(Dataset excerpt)
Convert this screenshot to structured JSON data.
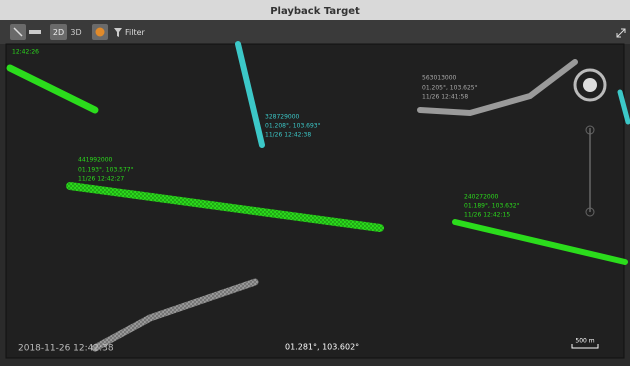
{
  "window": {
    "title": "Playback Target"
  },
  "toolbar": {
    "mode_2d": "2D",
    "mode_3d": "3D",
    "filter": "Filter"
  },
  "tracks": [
    {
      "lines": [
        "12:42:26"
      ]
    },
    {
      "lines": [
        "328729000",
        "01.208°, 103.693°",
        "11/26 12:42:38"
      ]
    },
    {
      "lines": [
        "441992000",
        "01.193°, 103.577°",
        "11/26 12:42:27"
      ]
    },
    {
      "lines": [
        "563013000",
        "01.205°, 103.625°",
        "11/26 12:41:58"
      ]
    },
    {
      "lines": [
        "240272000",
        "01.189°, 103.632°",
        "11/26 12:42:15"
      ]
    }
  ],
  "status": {
    "time": "2018-11-26 12:42:38",
    "cursor": "01.281°, 103.602°",
    "scale": "500 m"
  }
}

_DO THIS:_ Copy the records above exactly, omitting every picture.

_SOLUTION TO THIS EXERCISE:_
Convert this screenshot to structured JSON data.
{
  "window": {
    "title": "Playback Target"
  },
  "toolbar": {
    "mode_2d": "2D",
    "mode_3d": "3D",
    "filter": "Filter"
  },
  "tracks": [
    {
      "lines": [
        "12:42:26"
      ]
    },
    {
      "lines": [
        "328729000",
        "01.208°, 103.693°",
        "11/26 12:42:38"
      ]
    },
    {
      "lines": [
        "441992000",
        "01.193°, 103.577°",
        "11/26 12:42:27"
      ]
    },
    {
      "lines": [
        "563013000",
        "01.205°, 103.625°",
        "11/26 12:41:58"
      ]
    },
    {
      "lines": [
        "240272000",
        "01.189°, 103.632°",
        "11/26 12:42:15"
      ]
    }
  ],
  "status": {
    "time": "2018-11-26 12:42:38",
    "cursor": "01.281°, 103.602°",
    "scale": "500 m"
  }
}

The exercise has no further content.